» **Given task**: Each line that holds the word "Load" counts once; give the total number of such lines and nothing else.

(Dataset entries on figures)
------------------------------------

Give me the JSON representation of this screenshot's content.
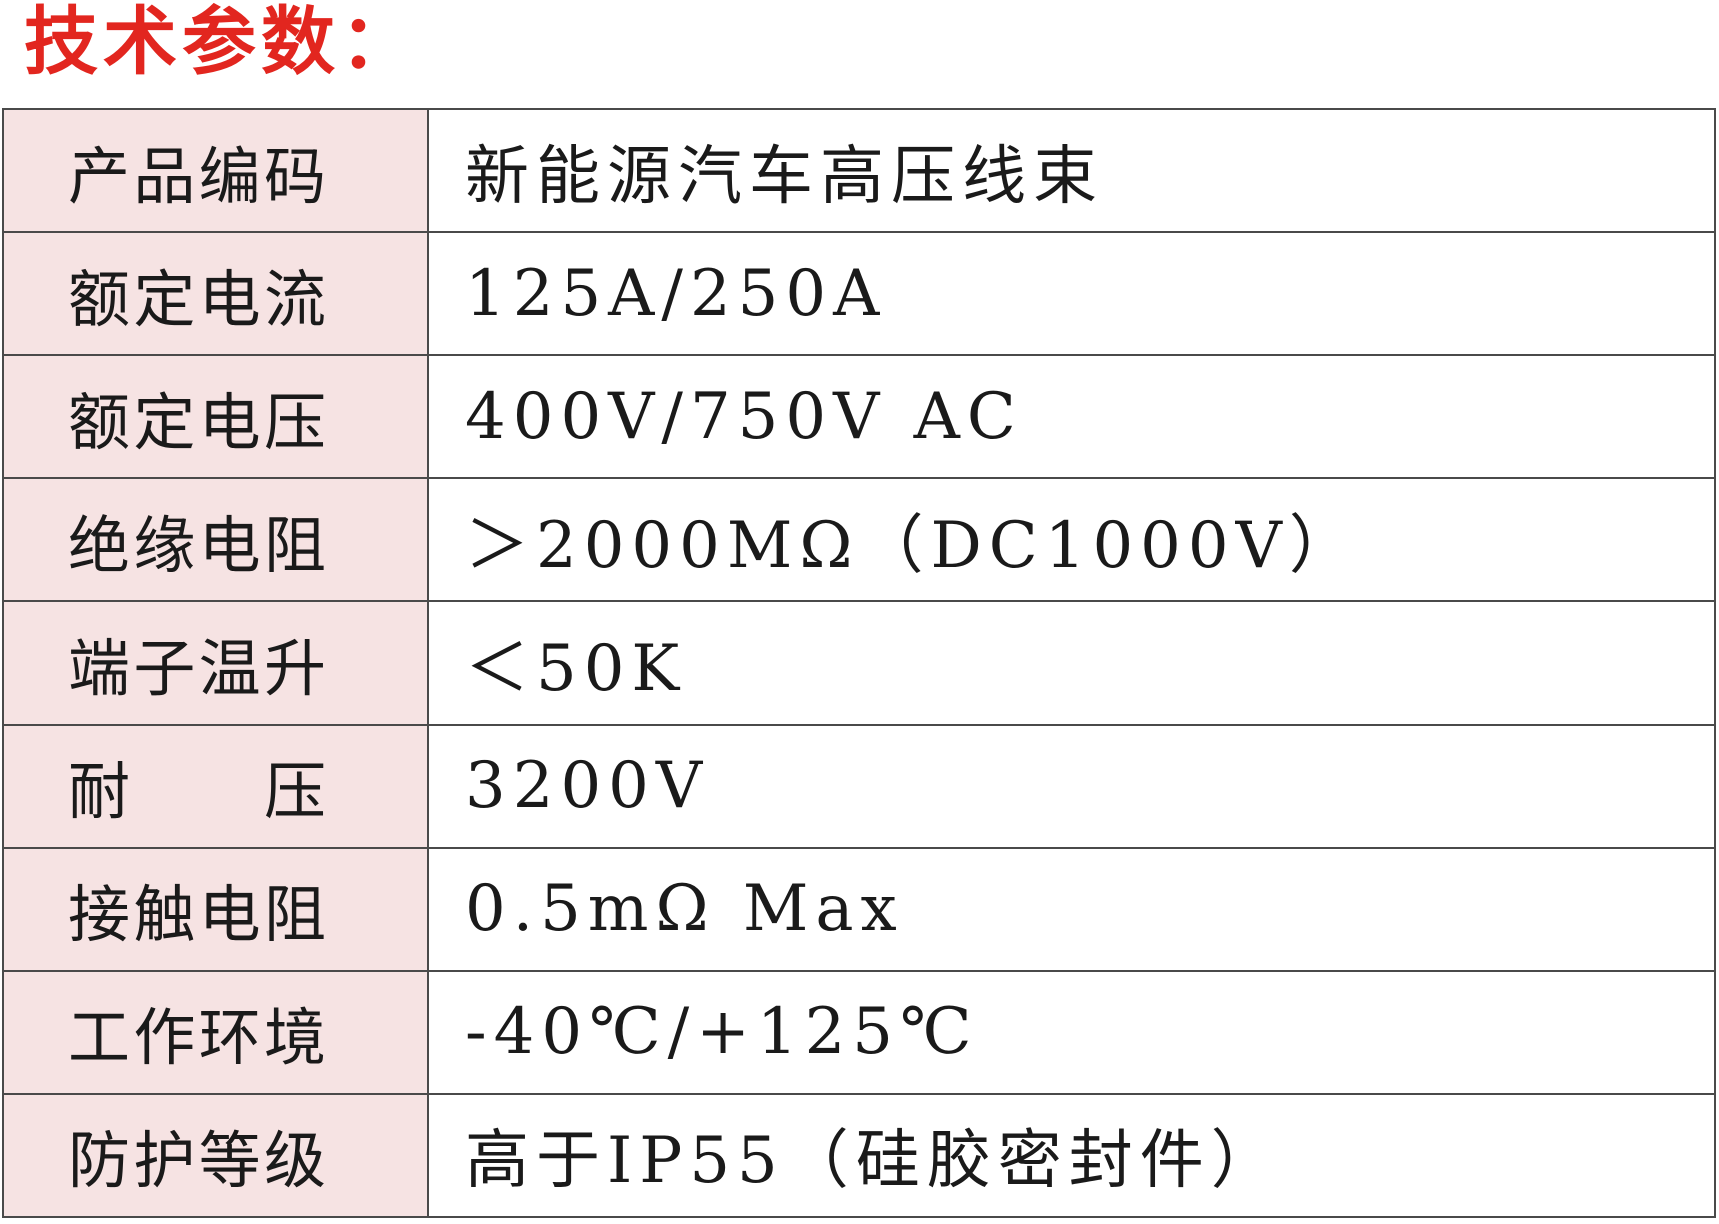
{
  "title": {
    "text": "技术参数：",
    "color": "#e2261f"
  },
  "table": {
    "label_column_bg": "#f6e3e3",
    "border_color": "#4a4a4a",
    "rows": [
      {
        "label": "产品编码",
        "value": "新能源汽车高压线束"
      },
      {
        "label": "额定电流",
        "value": "125A/250A"
      },
      {
        "label": "额定电压",
        "value": "400V/750V AC"
      },
      {
        "label": "绝缘电阻",
        "value": "＞2000MΩ（DC1000V）"
      },
      {
        "label": "端子温升",
        "value": "＜50K"
      },
      {
        "label": "耐压",
        "value": "3200V"
      },
      {
        "label": "接触电阻",
        "value": "0.5mΩ Max"
      },
      {
        "label": "工作环境",
        "value": "-40℃/+125℃"
      },
      {
        "label": "防护等级",
        "value": "高于IP55（硅胶密封件）"
      }
    ]
  }
}
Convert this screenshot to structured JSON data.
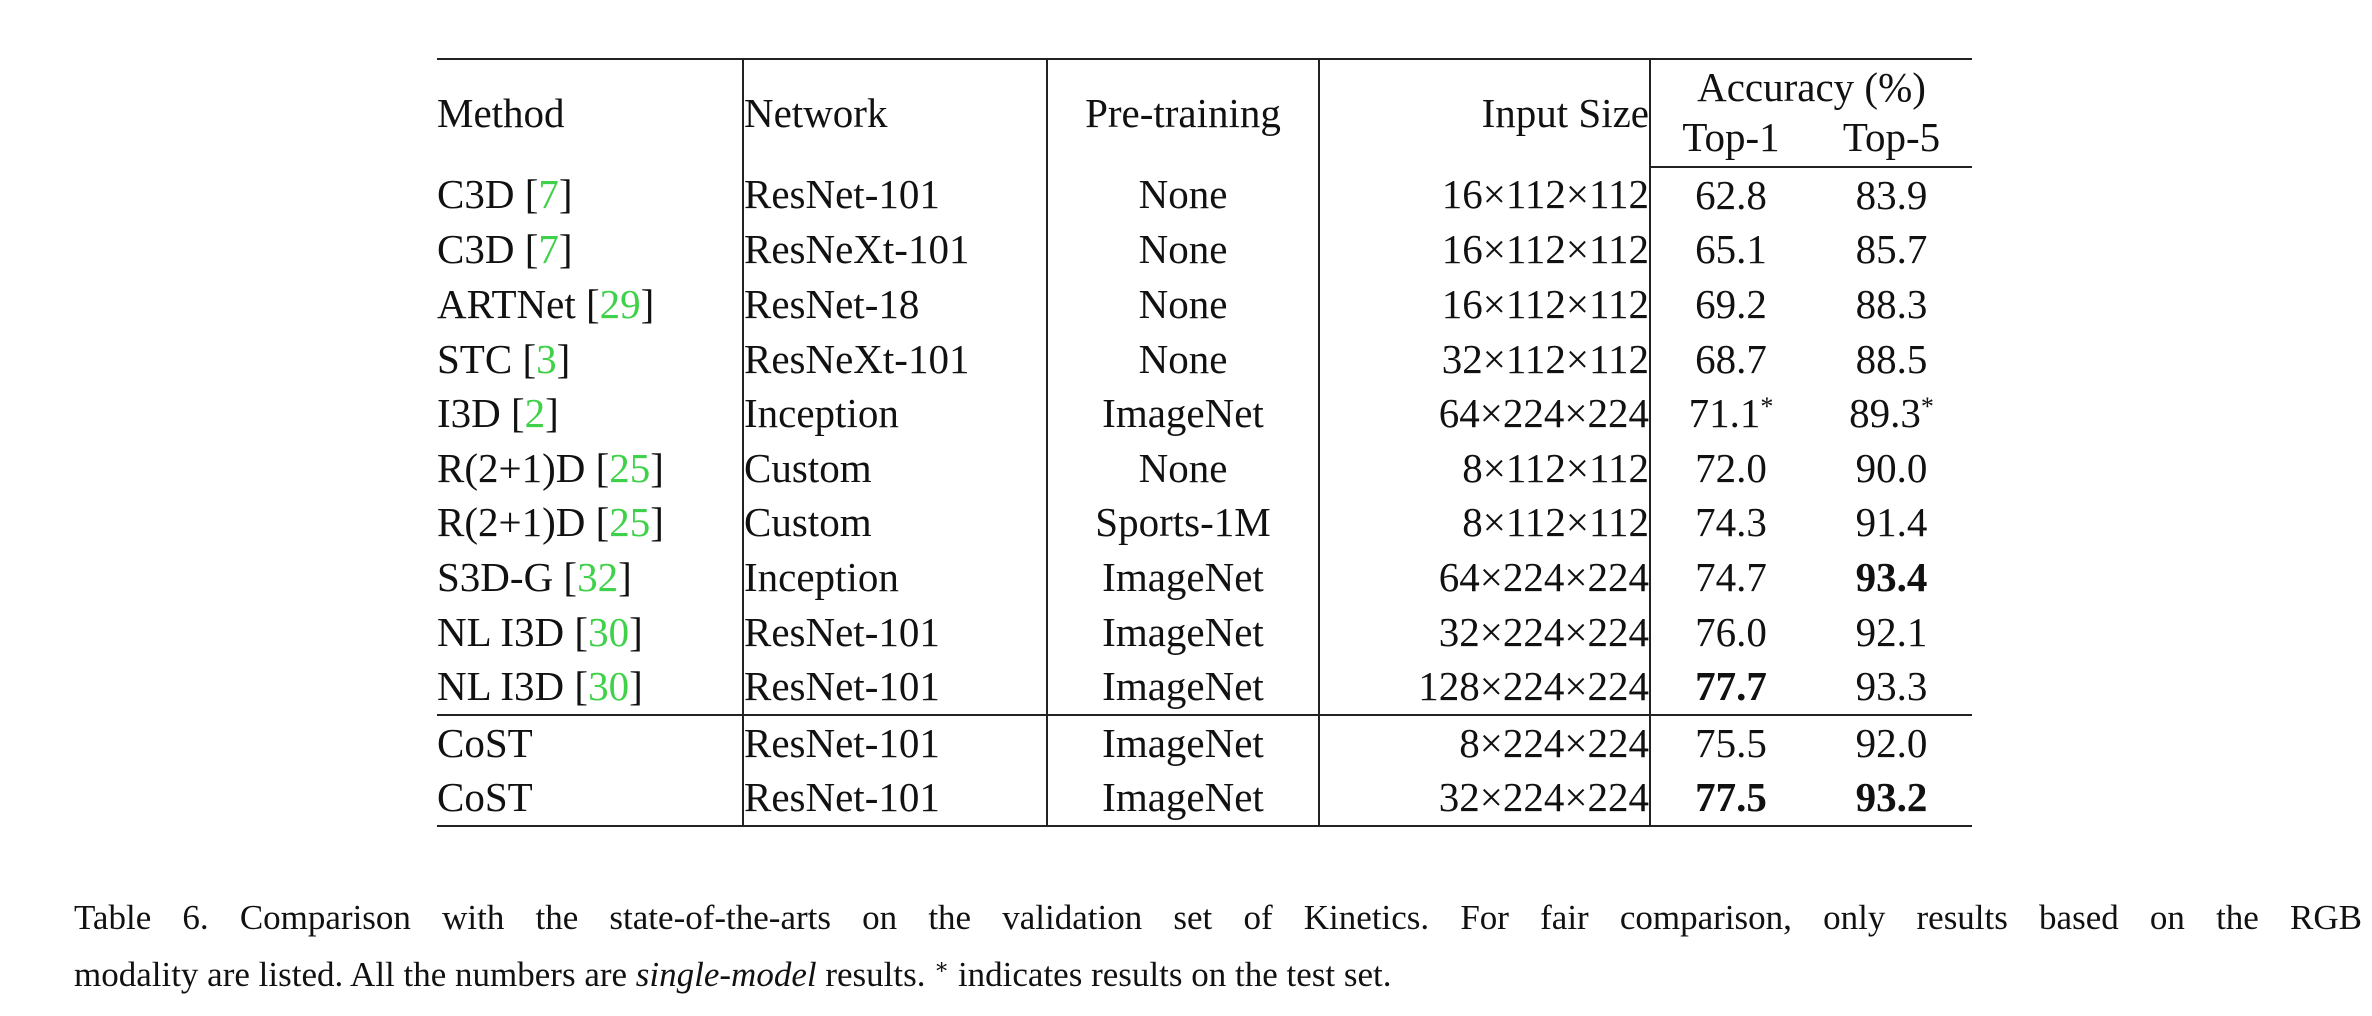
{
  "table": {
    "headers": {
      "method": "Method",
      "network": "Network",
      "pretraining": "Pre-training",
      "input_size": "Input Size",
      "accuracy": "Accuracy (%)",
      "top1": "Top-1",
      "top5": "Top-5"
    },
    "rows": [
      {
        "method": "C3D [",
        "ref": "7",
        "close": "]",
        "network": "ResNet-101",
        "pretraining": "None",
        "input_size": "16×112×112",
        "top1": "62.8",
        "top5": "83.9"
      },
      {
        "method": "C3D [",
        "ref": "7",
        "close": "]",
        "network": "ResNeXt-101",
        "pretraining": "None",
        "input_size": "16×112×112",
        "top1": "65.1",
        "top5": "85.7"
      },
      {
        "method": "ARTNet [",
        "ref": "29",
        "close": "]",
        "network": "ResNet-18",
        "pretraining": "None",
        "input_size": "16×112×112",
        "top1": "69.2",
        "top5": "88.3"
      },
      {
        "method": "STC [",
        "ref": "3",
        "close": "]",
        "network": "ResNeXt-101",
        "pretraining": "None",
        "input_size": "32×112×112",
        "top1": "68.7",
        "top5": "88.5"
      },
      {
        "method": "I3D [",
        "ref": "2",
        "close": "]",
        "network": "Inception",
        "pretraining": "ImageNet",
        "input_size": "64×224×224",
        "top1": "71.1",
        "top5": "89.3",
        "star": "*"
      },
      {
        "method": "R(2+1)D [",
        "ref": "25",
        "close": "]",
        "network": "Custom",
        "pretraining": "None",
        "input_size": "8×112×112",
        "top1": "72.0",
        "top5": "90.0"
      },
      {
        "method": "R(2+1)D [",
        "ref": "25",
        "close": "]",
        "network": "Custom",
        "pretraining": "Sports-1M",
        "input_size": "8×112×112",
        "top1": "74.3",
        "top5": "91.4"
      },
      {
        "method": "S3D-G [",
        "ref": "32",
        "close": "]",
        "network": "Inception",
        "pretraining": "ImageNet",
        "input_size": "64×224×224",
        "top1": "74.7",
        "top5": "93.4"
      },
      {
        "method": "NL I3D [",
        "ref": "30",
        "close": "]",
        "network": "ResNet-101",
        "pretraining": "ImageNet",
        "input_size": "32×224×224",
        "top1": "76.0",
        "top5": "92.1"
      },
      {
        "method": "NL I3D [",
        "ref": "30",
        "close": "]",
        "network": "ResNet-101",
        "pretraining": "ImageNet",
        "input_size": "128×224×224",
        "top1": "77.7",
        "top5": "93.3"
      },
      {
        "method": "CoST",
        "network": "ResNet-101",
        "pretraining": "ImageNet",
        "input_size": "8×224×224",
        "top1": "75.5",
        "top5": "92.0"
      },
      {
        "method": "CoST",
        "network": "ResNet-101",
        "pretraining": "ImageNet",
        "input_size": "32×224×224",
        "top1": "77.5",
        "top5": "93.2"
      }
    ]
  },
  "caption": {
    "line1": "Table 6. Comparison with the state-of-the-arts on the validation set of Kinetics.  For fair comparison, only results based on the RGB",
    "line2_a": "modality are listed. All the numbers are ",
    "line2_em": "single-model",
    "line2_b": " results. ",
    "line2_star": "∗",
    "line2_c": " indicates results on the test set."
  }
}
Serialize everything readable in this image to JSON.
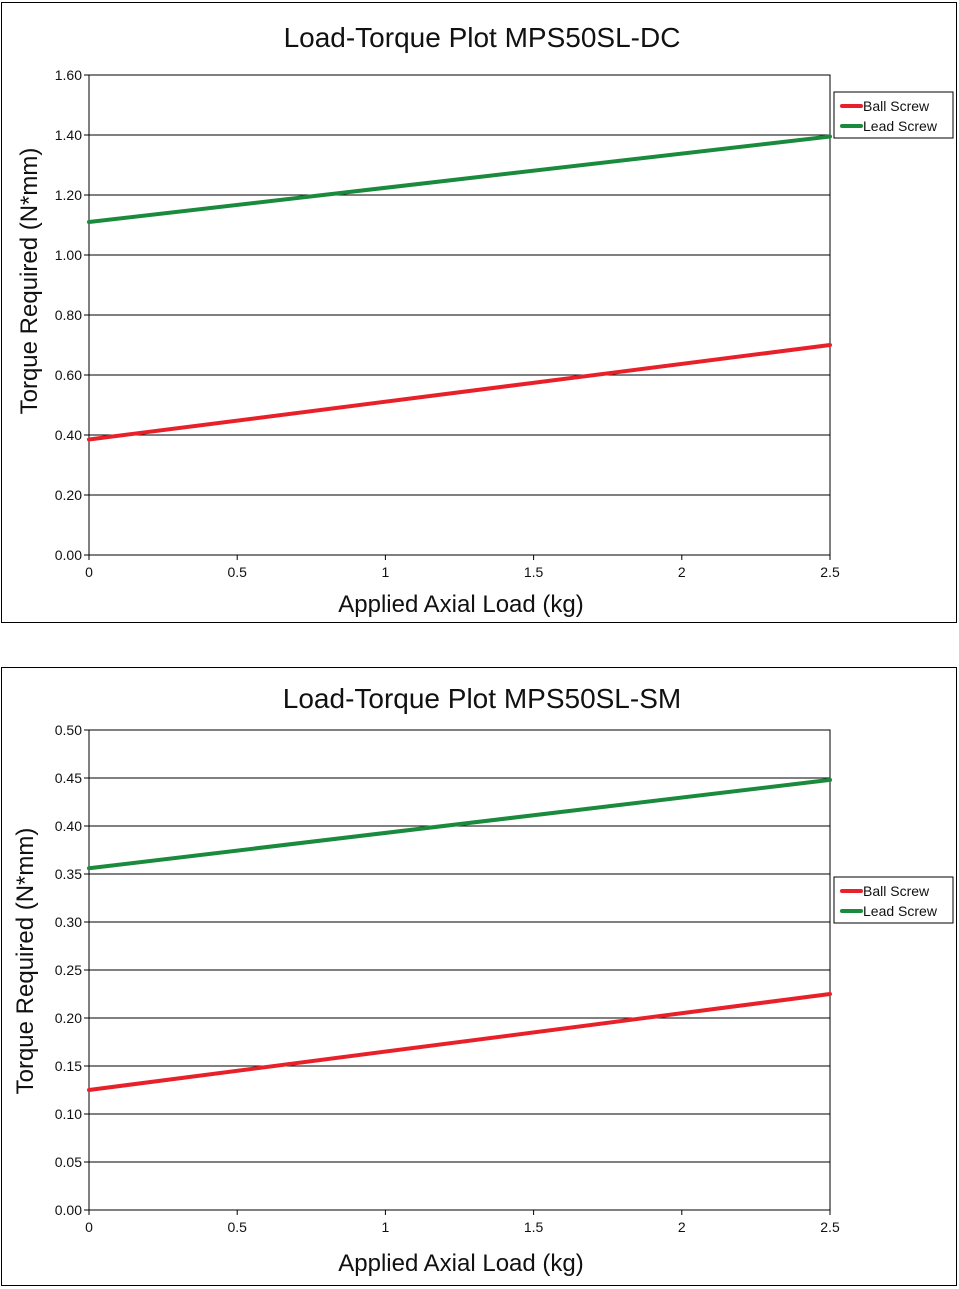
{
  "chart_data": [
    {
      "type": "line",
      "title": "Load-Torque Plot MPS50SL-DC",
      "xlabel": "Applied Axial Load (kg)",
      "ylabel": "Torque Required (N*mm)",
      "xlim": [
        0,
        2.5
      ],
      "ylim": [
        0,
        1.6
      ],
      "x_ticks": [
        "0",
        "0.5",
        "1",
        "1.5",
        "2",
        "2.5"
      ],
      "x_tick_values": [
        0,
        0.5,
        1,
        1.5,
        2,
        2.5
      ],
      "y_ticks": [
        "0.00",
        "0.20",
        "0.40",
        "0.60",
        "0.80",
        "1.00",
        "1.20",
        "1.40",
        "1.60"
      ],
      "y_tick_values": [
        0,
        0.2,
        0.4,
        0.6,
        0.8,
        1.0,
        1.2,
        1.4,
        1.6
      ],
      "grid": "horizontal",
      "legend": "right",
      "series": [
        {
          "name": "Ball Screw",
          "color": "#e8202a",
          "x": [
            0,
            2.5
          ],
          "values": [
            0.385,
            0.7
          ]
        },
        {
          "name": "Lead Screw",
          "color": "#1a8a3c",
          "x": [
            0,
            2.5
          ],
          "values": [
            1.11,
            1.395
          ]
        }
      ]
    },
    {
      "type": "line",
      "title": "Load-Torque Plot MPS50SL-SM",
      "xlabel": "Applied Axial Load (kg)",
      "ylabel": "Torque Required (N*mm)",
      "xlim": [
        0,
        2.5
      ],
      "ylim": [
        0,
        0.5
      ],
      "x_ticks": [
        "0",
        "0.5",
        "1",
        "1.5",
        "2",
        "2.5"
      ],
      "x_tick_values": [
        0,
        0.5,
        1,
        1.5,
        2,
        2.5
      ],
      "y_ticks": [
        "0.00",
        "0.05",
        "0.10",
        "0.15",
        "0.20",
        "0.25",
        "0.30",
        "0.35",
        "0.40",
        "0.45",
        "0.50"
      ],
      "y_tick_values": [
        0,
        0.05,
        0.1,
        0.15,
        0.2,
        0.25,
        0.3,
        0.35,
        0.4,
        0.45,
        0.5
      ],
      "grid": "horizontal",
      "legend": "right",
      "series": [
        {
          "name": "Ball Screw",
          "color": "#e8202a",
          "x": [
            0,
            2.5
          ],
          "values": [
            0.125,
            0.225
          ]
        },
        {
          "name": "Lead Screw",
          "color": "#1a8a3c",
          "x": [
            0,
            2.5
          ],
          "values": [
            0.356,
            0.448
          ]
        }
      ]
    }
  ]
}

------------------------------------

» **Output of the task**: 4